### Items from a figure collection
================================

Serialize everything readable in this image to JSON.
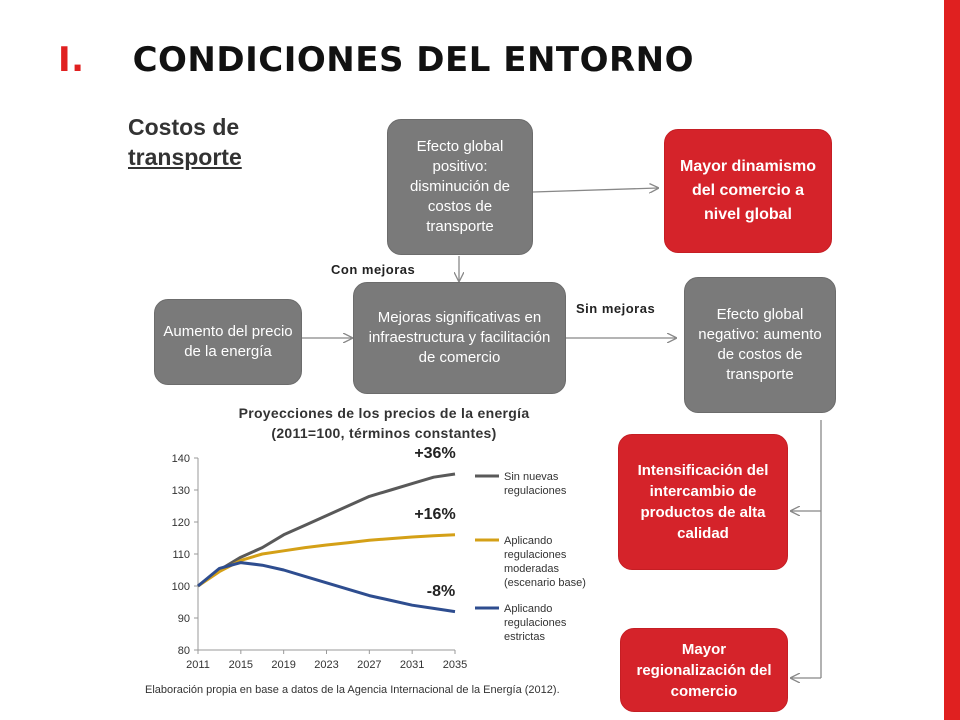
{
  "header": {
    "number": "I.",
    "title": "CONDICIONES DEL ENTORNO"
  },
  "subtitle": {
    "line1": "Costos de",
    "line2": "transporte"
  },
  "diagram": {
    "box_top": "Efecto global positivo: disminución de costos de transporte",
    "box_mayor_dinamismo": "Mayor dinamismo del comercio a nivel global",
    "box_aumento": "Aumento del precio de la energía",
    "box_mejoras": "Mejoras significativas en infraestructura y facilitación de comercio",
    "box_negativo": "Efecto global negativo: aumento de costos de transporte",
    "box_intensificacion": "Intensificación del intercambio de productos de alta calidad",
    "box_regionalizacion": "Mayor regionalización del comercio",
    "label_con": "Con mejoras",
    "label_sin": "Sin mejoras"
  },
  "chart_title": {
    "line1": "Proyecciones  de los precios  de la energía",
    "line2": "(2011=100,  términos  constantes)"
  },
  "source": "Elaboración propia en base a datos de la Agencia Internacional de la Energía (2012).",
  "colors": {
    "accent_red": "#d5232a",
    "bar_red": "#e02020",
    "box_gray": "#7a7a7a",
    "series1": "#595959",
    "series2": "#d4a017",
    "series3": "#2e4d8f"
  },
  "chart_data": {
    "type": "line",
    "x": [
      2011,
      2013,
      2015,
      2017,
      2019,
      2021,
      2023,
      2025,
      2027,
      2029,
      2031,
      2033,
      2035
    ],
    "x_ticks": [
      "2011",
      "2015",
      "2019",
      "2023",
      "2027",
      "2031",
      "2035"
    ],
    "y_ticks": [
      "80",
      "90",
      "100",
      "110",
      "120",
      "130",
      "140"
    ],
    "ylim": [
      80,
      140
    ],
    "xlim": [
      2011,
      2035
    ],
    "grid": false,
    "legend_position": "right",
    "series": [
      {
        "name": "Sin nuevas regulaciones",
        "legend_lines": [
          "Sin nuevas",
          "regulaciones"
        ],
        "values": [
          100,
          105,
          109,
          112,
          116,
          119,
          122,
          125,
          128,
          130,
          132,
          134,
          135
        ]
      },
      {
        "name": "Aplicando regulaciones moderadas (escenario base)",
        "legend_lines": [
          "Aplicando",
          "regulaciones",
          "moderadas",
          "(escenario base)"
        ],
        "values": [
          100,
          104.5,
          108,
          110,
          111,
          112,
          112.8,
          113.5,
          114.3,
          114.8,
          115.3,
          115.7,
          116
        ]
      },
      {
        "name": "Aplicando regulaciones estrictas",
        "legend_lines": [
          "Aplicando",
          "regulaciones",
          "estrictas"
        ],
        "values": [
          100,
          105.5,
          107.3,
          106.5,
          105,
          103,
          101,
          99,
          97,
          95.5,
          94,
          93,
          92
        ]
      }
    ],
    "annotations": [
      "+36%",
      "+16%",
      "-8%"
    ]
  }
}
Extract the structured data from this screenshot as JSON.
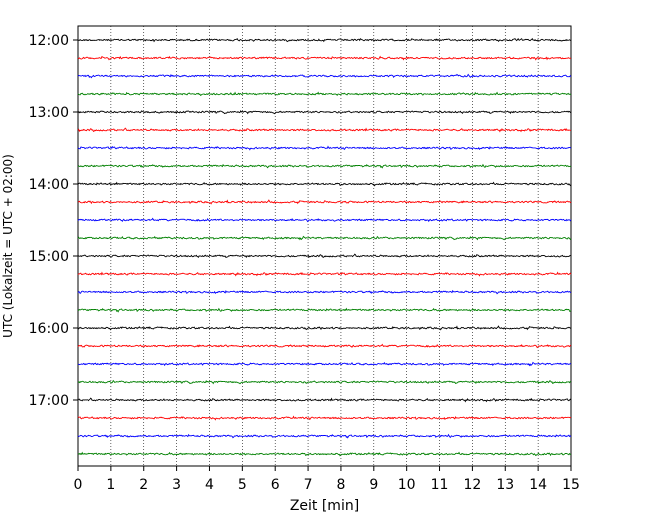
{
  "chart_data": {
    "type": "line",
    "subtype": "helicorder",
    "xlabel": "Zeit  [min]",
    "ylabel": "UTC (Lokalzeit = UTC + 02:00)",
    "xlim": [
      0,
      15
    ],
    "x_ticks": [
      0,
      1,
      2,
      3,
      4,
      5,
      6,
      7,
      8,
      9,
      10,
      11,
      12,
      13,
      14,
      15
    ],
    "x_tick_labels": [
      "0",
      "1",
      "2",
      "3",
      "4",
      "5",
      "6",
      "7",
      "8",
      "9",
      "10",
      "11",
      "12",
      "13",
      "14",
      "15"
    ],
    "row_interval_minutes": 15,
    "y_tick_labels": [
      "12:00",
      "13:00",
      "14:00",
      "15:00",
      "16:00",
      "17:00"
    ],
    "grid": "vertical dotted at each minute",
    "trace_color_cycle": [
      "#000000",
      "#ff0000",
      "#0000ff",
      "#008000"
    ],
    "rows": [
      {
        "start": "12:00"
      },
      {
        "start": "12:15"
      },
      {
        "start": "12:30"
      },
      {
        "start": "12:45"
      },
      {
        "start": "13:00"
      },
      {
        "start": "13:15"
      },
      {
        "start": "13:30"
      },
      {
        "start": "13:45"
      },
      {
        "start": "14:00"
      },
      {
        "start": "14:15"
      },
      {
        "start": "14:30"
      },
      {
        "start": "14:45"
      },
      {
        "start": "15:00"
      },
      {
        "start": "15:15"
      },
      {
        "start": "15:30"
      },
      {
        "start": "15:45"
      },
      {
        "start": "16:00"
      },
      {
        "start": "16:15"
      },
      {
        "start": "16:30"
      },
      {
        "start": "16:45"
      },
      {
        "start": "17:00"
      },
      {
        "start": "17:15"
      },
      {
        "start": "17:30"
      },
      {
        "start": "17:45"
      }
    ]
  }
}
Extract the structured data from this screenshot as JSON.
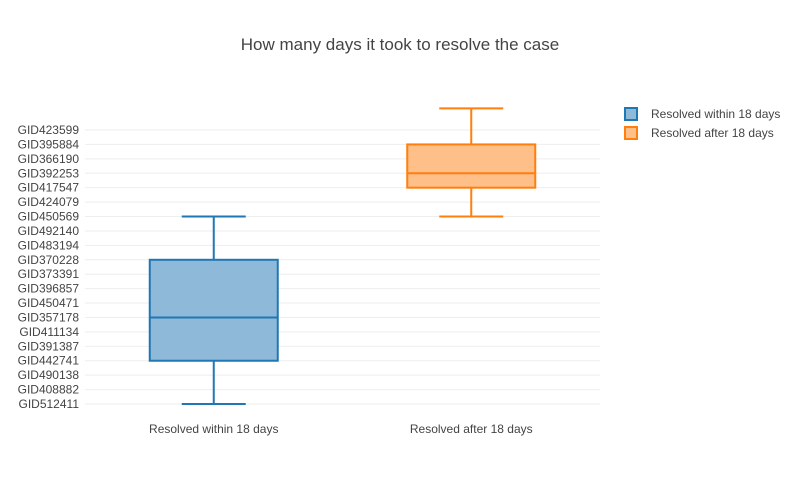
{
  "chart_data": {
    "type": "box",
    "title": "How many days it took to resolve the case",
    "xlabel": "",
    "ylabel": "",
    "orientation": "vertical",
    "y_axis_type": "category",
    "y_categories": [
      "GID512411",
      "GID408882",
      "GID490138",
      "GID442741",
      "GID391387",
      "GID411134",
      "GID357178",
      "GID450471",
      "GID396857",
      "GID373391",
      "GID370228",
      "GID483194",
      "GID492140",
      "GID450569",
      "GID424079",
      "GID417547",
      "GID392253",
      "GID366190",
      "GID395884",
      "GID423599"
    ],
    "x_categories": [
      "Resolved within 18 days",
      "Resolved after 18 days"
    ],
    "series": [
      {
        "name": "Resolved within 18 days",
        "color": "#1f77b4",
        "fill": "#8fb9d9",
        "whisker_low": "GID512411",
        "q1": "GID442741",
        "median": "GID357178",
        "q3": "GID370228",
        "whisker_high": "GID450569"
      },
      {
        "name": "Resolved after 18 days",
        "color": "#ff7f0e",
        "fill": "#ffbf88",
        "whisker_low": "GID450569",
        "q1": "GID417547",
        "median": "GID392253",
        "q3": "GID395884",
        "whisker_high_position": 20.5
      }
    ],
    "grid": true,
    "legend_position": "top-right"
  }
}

================================

### Problem statement
Take every line from the data that contains the word "transporte".

### Answer to this exercise
    "line2": "transporte"
    "box_top": "Efecto global positivo: disminución de costos de transporte",
    "box_negativo": "Efecto global negativo: aumento de costos de transporte",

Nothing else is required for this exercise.